** START OF RECORD SET **

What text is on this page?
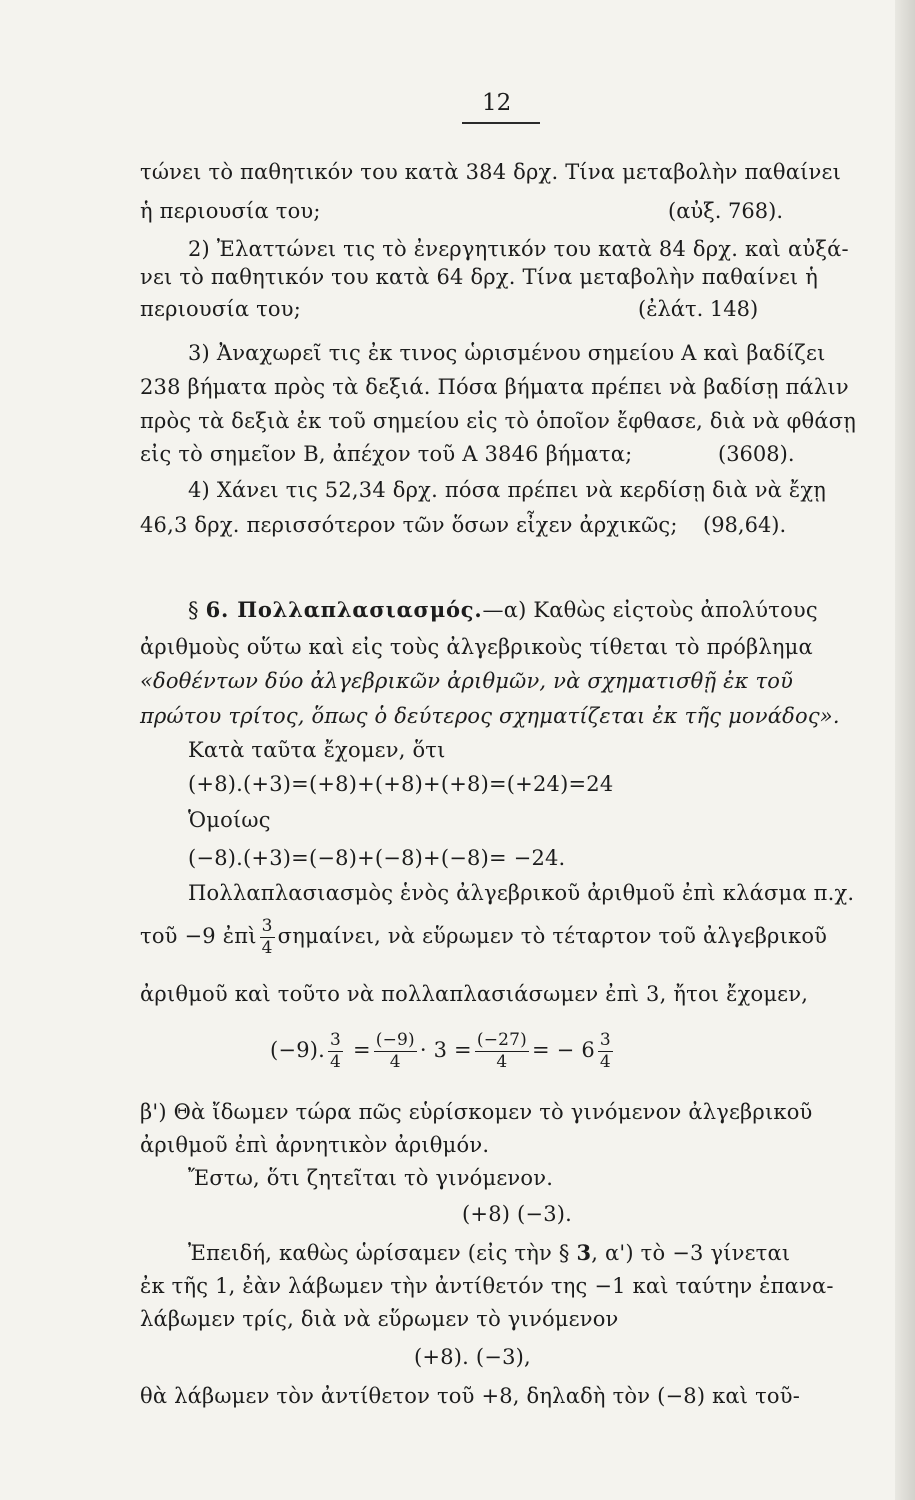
12
τώνει τὸ παθητικόν του κατὰ 384 δρχ. Τίνα μεταβολὴν παθαίνει
ἡ περιουσία του;	(αὐξ. 768).
2) Ἐλαττώνει τις τὸ ἐνεργητικόν του κατὰ 84 δρχ. καὶ αὐξά-
νει τὸ παθητικόν του κατὰ 64 δρχ. Τίνα μεταβολὴν παθαίνει ἡ
περιουσία του;	(ἐλάτ. 148)
3) Ἀναχωρεῖ τις ἐκ τινος ὡρισμένου σημείου Α καὶ βαδίζει
238 βήματα πρὸς τὰ δεξιά. Πόσα βήματα πρέπει νὰ βαδίσῃ πάλιν
πρὸς τὰ δεξιὰ ἐκ τοῦ σημείου εἰς τὸ ὁποῖον ἔφθασε, διὰ νὰ φθάσῃ
εἰς τὸ σημεῖον Β, ἀπέχον τοῦ Α 3846 βήματα;	(3608).
4) Χάνει τις 52,34 δρχ. πόσα πρέπει νὰ κερδίσῃ διὰ νὰ ἔχῃ
46,3 δρχ. περισσότερον τῶν ὅσων εἶχεν ἀρχικῶς; (98,64).
§ 6. Πολλαπλασιασμός.—α) Καθὼς εἰςτοὺς ἀπολύτους
ἀριθμοὺς οὕτω καὶ εἰς τοὺς ἀλγεβρικοὺς τίθεται τὸ πρόβλημα
«δοθέντων δύο ἀλγεβρικῶν ἀριθμῶν, νὰ σχηματισθῇ ἐκ τοῦ
πρώτου τρίτος, ὅπως ὁ δεύτερος σχηματίζεται ἐκ τῆς μονάδος».
Κατὰ ταῦτα ἔχομεν, ὅτι
(+8).(+3)=(+8)+(+8)+(+8)=(+24)=24
Ὁμοίως
(−8).(+3)=(−8)+(−8)+(−8)= −24.
Πολλαπλασιασμὸς ἑνὸς ἀλγεβρικοῦ ἀριθμοῦ ἐπὶ κλάσμα π.χ.
τοῦ −9 ἐπὶ $\frac{3}{4} \sigma\eta\mu\alpha ί\nu\varepsilon\iota$, νὰ εὕρωμεν τὸ τέταρτον τοῦ ἀλγεβρικοῦ
ἀριθμοῦ καὶ τοῦτο νὰ πολλαπλασιάσωμεν ἐπὶ 3, ἤτοι ἔχομεν,
(−9). $\frac{3}{4} = \frac{(-9)}{4} \cdot 3 = \frac{(-27)}{4}$ = − $6 \frac{3}{4}$
β') Θὰ ἴδωμεν τώρα πῶς εὑρίσκομεν τὸ γινόμενον ἀλγεβρικοῦ
ἀριθμοῦ ἐπὶ ἀρνητικὸν ἀριθμόν.
Ἔστω, ὅτι ζητεῖται τὸ γινόμενον.
(+8) (−3).
Ἐπειδή, καθὼς ὡρίσαμεν (εἰς τὴν § 3, α') τὸ −3 γίνεται
ἐκ τῆς 1, ἐὰν λάβωμεν τὴν ἀντίθετόν της −1 καὶ ταύτην ἐπανα-
λάβωμεν τρίς, διὰ νὰ εὕρωμεν τὸ γινόμενον
(+8). (−3),
θὰ λάβωμεν τὸν ἀντίθετον τοῦ +8, δηλαδὴ τὸν (−8) καὶ τοῦ-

** END OF RECORD SET **

> **TASK DESCRIPTION**
Print the listing above in full, exactly as written. Omit any pictures.

> **TASK ANSWER**
What text is on this page?
12
τώνει τὸ παθητικόν του κατὰ 384 δρχ. Τίνα μεταβολὴν παθαίνει
ἡ περιουσία του;	(αὐξ. 768).
2) Ἐλαττώνει τις τὸ ἐνεργητικόν του κατὰ 84 δρχ. καὶ αὐξά-
νει τὸ παθητικόν του κατὰ 64 δρχ. Τίνα μεταβολὴν παθαίνει ἡ
περιουσία του;	(ἐλάτ. 148)
3) Ἀναχωρεῖ τις ἐκ τινος ὡρισμένου σημείου Α καὶ βαδίζει
238 βήματα πρὸς τὰ δεξιά. Πόσα βήματα πρέπει νὰ βαδίσῃ πάλιν
πρὸς τὰ δεξιὰ ἐκ τοῦ σημείου εἰς τὸ ὁποῖον ἔφθασε, διὰ νὰ φθάσῃ
εἰς τὸ σημεῖον Β, ἀπέχον τοῦ Α 3846 βήματα;	(3608).
4) Χάνει τις 52,34 δρχ. πόσα πρέπει νὰ κερδίσῃ διὰ νὰ ἔχῃ
46,3 δρχ. περισσότερον τῶν ὅσων εἶχεν ἀρχικῶς; (98,64).
§ 6. Πολλαπλασιασμός.—α) Καθὼς εἰςτοὺς ἀπολύτους
ἀριθμοὺς οὕτω καὶ εἰς τοὺς ἀλγεβρικοὺς τίθεται τὸ πρόβλημα
«δοθέντων δύο ἀλγεβρικῶν ἀριθμῶν, νὰ σχηματισθῇ ἐκ τοῦ
πρώτου τρίτος, ὅπως ὁ δεύτερος σχηματίζεται ἐκ τῆς μονάδος».
Κατὰ ταῦτα ἔχομεν, ὅτι
(+8).(+3)=(+8)+(+8)+(+8)=(+24)=24
Ὁμοίως
(−8).(+3)=(−8)+(−8)+(−8)= −24.
Πολλαπλασιασμὸς ἑνὸς ἀλγεβρικοῦ ἀριθμοῦ ἐπὶ κλάσμα π.χ.
τοῦ −9 ἐπὶ $\frac{3}{4} \sigma\eta\mu\alpha ί\nu\varepsilon\iota$, νὰ εὕρωμεν τὸ τέταρτον τοῦ ἀλγεβρικοῦ
ἀριθμοῦ καὶ τοῦτο νὰ πολλαπλασιάσωμεν ἐπὶ 3, ἤτοι ἔχομεν,
(−9). $\frac{3}{4} = \frac{(-9)}{4} \cdot 3 = \frac{(-27)}{4}$ = − $6 \frac{3}{4}$
β') Θὰ ἴδωμεν τώρα πῶς εὑρίσκομεν τὸ γινόμενον ἀλγεβρικοῦ
ἀριθμοῦ ἐπὶ ἀρνητικὸν ἀριθμόν.
Ἔστω, ὅτι ζητεῖται τὸ γινόμενον.
(+8) (−3).
Ἐπειδή, καθὼς ὡρίσαμεν (εἰς τὴν § 3, α') τὸ −3 γίνεται
ἐκ τῆς 1, ἐὰν λάβωμεν τὴν ἀντίθετόν της −1 καὶ ταύτην ἐπανα-
λάβωμεν τρίς, διὰ νὰ εὕρωμεν τὸ γινόμενον
(+8). (−3),
θὰ λάβωμεν τὸν ἀντίθετον τοῦ +8, δηλαδὴ τὸν (−8) καὶ τοῦ-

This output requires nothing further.